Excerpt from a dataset
⟨

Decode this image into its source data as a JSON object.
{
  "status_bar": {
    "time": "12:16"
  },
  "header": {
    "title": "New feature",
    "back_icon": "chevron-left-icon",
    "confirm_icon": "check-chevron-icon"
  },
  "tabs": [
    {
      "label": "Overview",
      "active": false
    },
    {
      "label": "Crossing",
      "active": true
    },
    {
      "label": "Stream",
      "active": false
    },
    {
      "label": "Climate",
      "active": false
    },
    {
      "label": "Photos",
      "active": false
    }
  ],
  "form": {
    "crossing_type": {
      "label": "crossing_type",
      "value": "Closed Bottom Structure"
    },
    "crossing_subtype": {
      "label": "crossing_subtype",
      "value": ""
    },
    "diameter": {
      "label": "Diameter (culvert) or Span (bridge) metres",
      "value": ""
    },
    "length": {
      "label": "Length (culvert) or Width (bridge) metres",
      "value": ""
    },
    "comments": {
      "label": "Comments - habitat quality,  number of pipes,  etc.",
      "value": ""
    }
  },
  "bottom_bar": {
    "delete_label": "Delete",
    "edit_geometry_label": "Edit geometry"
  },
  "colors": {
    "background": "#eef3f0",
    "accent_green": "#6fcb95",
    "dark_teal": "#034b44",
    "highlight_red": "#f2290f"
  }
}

⟩

- _Task requirements_
Give all of the entries again, word for word.

- _Finished exercise_
Decode this image into its source data as a JSON object.
{
  "status_bar": {
    "time": "12:16"
  },
  "header": {
    "title": "New feature",
    "back_icon": "chevron-left-icon",
    "confirm_icon": "check-chevron-icon"
  },
  "tabs": [
    {
      "label": "Overview",
      "active": false
    },
    {
      "label": "Crossing",
      "active": true
    },
    {
      "label": "Stream",
      "active": false
    },
    {
      "label": "Climate",
      "active": false
    },
    {
      "label": "Photos",
      "active": false
    }
  ],
  "form": {
    "crossing_type": {
      "label": "crossing_type",
      "value": "Closed Bottom Structure"
    },
    "crossing_subtype": {
      "label": "crossing_subtype",
      "value": ""
    },
    "diameter": {
      "label": "Diameter (culvert) or Span (bridge) metres",
      "value": ""
    },
    "length": {
      "label": "Length (culvert) or Width (bridge) metres",
      "value": ""
    },
    "comments": {
      "label": "Comments - habitat quality,  number of pipes,  etc.",
      "value": ""
    }
  },
  "bottom_bar": {
    "delete_label": "Delete",
    "edit_geometry_label": "Edit geometry"
  },
  "colors": {
    "background": "#eef3f0",
    "accent_green": "#6fcb95",
    "dark_teal": "#034b44",
    "highlight_red": "#f2290f"
  }
}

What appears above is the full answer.